### Passage shown
Maximum penalty: 50 penalty units.
(3) It is a defence to a prosecution for an offence under this section if it is proved that the goods concerned were not stolen or that the substance concerned was not a prohibited plant or a prohibited drug within the meaning of the Drug Misuse and Trafficking Act 1985 ."
53 The material placed before the authorised justice included an affidavit by Inspector Clarke stating that he had reasonable grounds for believing the criteria specified in s 104A to be satisfied, which he supported with a closely typed statement of circumstances on which he relied, extending over more than two pages. These in turn were a summary of police intelligence information reports and included a litany of allegations of thefts, fights and other misconduct by intoxicated persons on or about the premises.
54 The application was contained in a written form (not apparently prescribed) which included a section in the following terms:
"I swear … that:
1. I have reasonable grounds for believing that there is, or within 72 hours there will be, on or in the premises, *a serious breach of the Liquor Act, 1982 has occurred [sic], or is likely to occur on the premises and that the closure of the premises is necessary to prevent or reduce a significant threat or risk to the public interest;
2. The reasonable grounds I rely upon are:
(a) *a threat to public safety, or
(b) *a risk of substantial damage to property, or
…
(d) *a risk of serious offences (having a maximum penalty of not less than 2 years imprisonment) being committed on the premises … ."
55 The declaration was sworn by Detective Inspector Clarke before a justice of the peace, who appears to have been the authorised justice who signed the order. The circumstances relied upon were a summary of incidents which occurred between 31 August 2005 and 2 November 2005 "either within, out the front of or nearby to" the Royal Hotel. It may be inferred that this material was physically placed before the authorised justice, together with a bundle of "information report summaries" prepared by the New South Wales Police Service. All told, the material covered 40 pages.

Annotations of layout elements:
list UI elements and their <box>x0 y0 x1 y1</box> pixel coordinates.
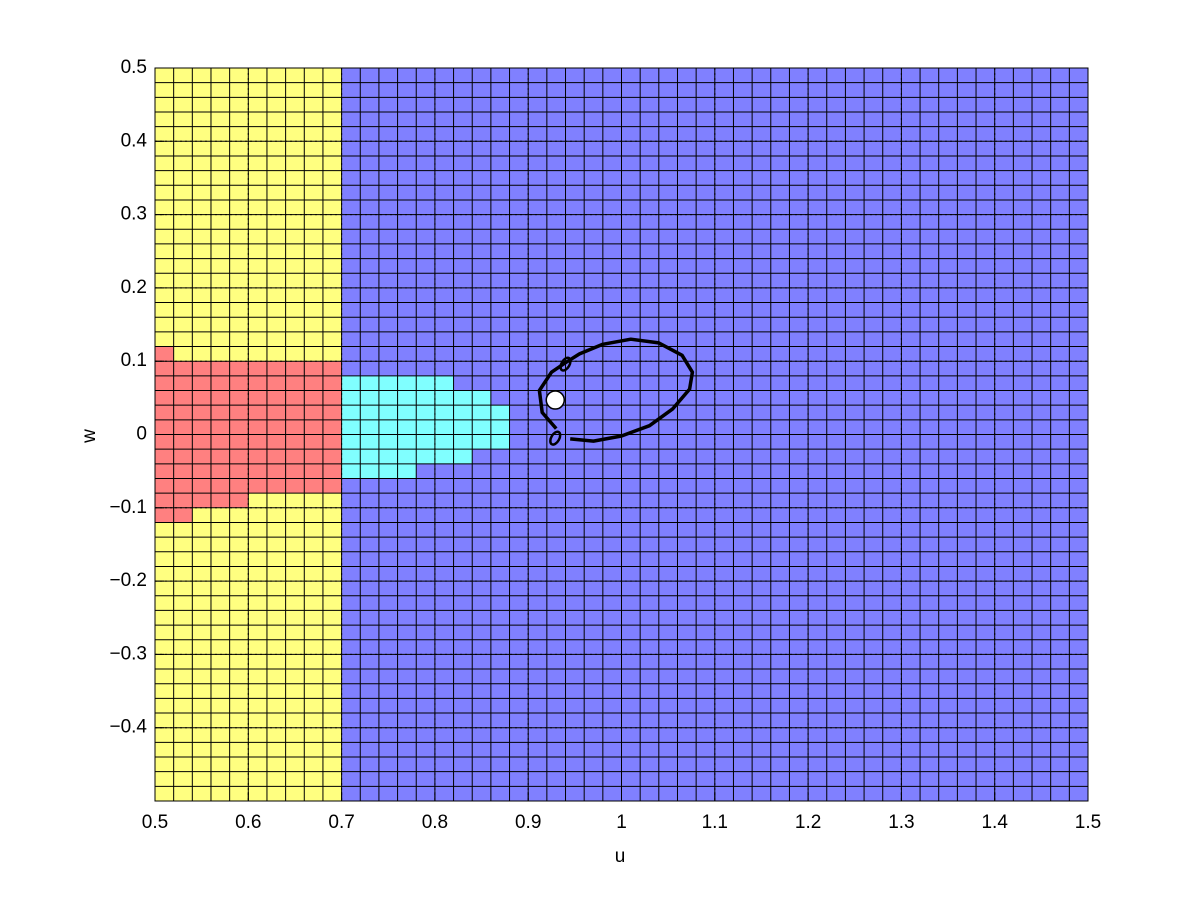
marker-point <box>545 390 566 410</box>
x-tick-label: 0.8 <box>422 812 448 833</box>
x-tick-label: 0.9 <box>515 812 541 833</box>
axes-box <box>154 67 1089 802</box>
y-tick-label: −0.4 <box>109 717 147 738</box>
cell-region <box>248 361 342 494</box>
cell-region <box>453 390 473 464</box>
y-tick-label: −0.3 <box>109 643 147 664</box>
cell-region <box>490 405 510 450</box>
x-tick-label: 1.1 <box>702 812 728 833</box>
y-tick-label: 0.4 <box>121 130 148 151</box>
y-tick-label: 0.1 <box>121 350 147 371</box>
trajectory <box>537 337 695 443</box>
y-axis-label: w <box>79 429 100 444</box>
cell-region <box>173 361 193 523</box>
x-tick-label: 0.5 <box>142 812 168 833</box>
x-tick-label: 1.3 <box>888 812 914 833</box>
loop <box>559 356 572 372</box>
x-tick-label: 1.5 <box>1075 812 1101 833</box>
x-tick-label: 1.2 <box>795 812 821 833</box>
y-tick-label: 0.5 <box>121 57 147 78</box>
x-tick-label: 1 <box>616 812 627 833</box>
x-tick-label: 1.4 <box>981 812 1008 833</box>
x-tick-label: 0.6 <box>235 812 261 833</box>
y-tick-label: −0.1 <box>109 497 147 518</box>
loop <box>549 430 562 446</box>
x-tick-label: 0.7 <box>328 812 354 833</box>
y-tick-label: −0.2 <box>109 570 147 591</box>
y-tick-label: 0.3 <box>121 204 147 225</box>
x-axis-label: u <box>615 846 626 867</box>
y-tick-label: 0.2 <box>121 277 147 298</box>
y-tick-label: 0 <box>136 424 147 445</box>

### Work instructions
1. Transcribe the stretch of the judgment excerpt from "55 The declaration" through "covered 40 pages.".
2. According to the judgment excerpt, between which dates did the incidents in the summary of circumstances take place?

### Results of the exercise
1.
55 The declaration was sworn by Detective Inspector Clarke before a justice of the peace, who appears to have been the authorised justice who signed the order. The circumstances relied upon were a summary of incidents which occurred between 31 August 2005 and 2 November 2005 "either within, out the front of or nearby to" the Royal Hotel. It may be inferred that this material was physically placed before the authorised justice, together with a bundle of "information report summaries" prepared by the New South Wales Police Service. All told, the material covered 40 pages.

2. They took place between 31 August 2005 and 2 November 2005.